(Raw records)
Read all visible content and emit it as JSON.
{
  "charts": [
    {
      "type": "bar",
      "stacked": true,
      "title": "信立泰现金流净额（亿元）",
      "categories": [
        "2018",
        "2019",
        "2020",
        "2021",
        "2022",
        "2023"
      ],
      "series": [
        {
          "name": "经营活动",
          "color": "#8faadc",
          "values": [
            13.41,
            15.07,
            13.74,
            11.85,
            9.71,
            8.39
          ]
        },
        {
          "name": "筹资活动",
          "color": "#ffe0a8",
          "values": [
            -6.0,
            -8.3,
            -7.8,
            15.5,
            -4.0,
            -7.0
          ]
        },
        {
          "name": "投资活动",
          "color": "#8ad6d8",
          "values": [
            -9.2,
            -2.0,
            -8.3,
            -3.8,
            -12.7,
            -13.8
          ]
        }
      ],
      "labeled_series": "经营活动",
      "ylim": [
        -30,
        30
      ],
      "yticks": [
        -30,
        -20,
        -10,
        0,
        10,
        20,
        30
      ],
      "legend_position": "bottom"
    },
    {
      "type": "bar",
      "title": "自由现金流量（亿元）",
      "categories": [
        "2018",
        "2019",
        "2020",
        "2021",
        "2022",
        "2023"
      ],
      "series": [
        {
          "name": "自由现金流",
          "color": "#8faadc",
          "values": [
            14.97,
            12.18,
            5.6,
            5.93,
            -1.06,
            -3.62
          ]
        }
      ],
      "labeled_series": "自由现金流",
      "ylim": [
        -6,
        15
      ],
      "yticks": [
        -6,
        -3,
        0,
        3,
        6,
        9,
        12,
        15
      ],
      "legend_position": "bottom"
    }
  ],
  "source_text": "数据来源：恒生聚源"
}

#### REQUIRED WORK
Single out each line of the records above with the string "color" in it, and copy it.

#### TASK ANSWER
          "color": "#8faadc",
          "color": "#ffe0a8",
          "color": "#8ad6d8",
          "color": "#8faadc",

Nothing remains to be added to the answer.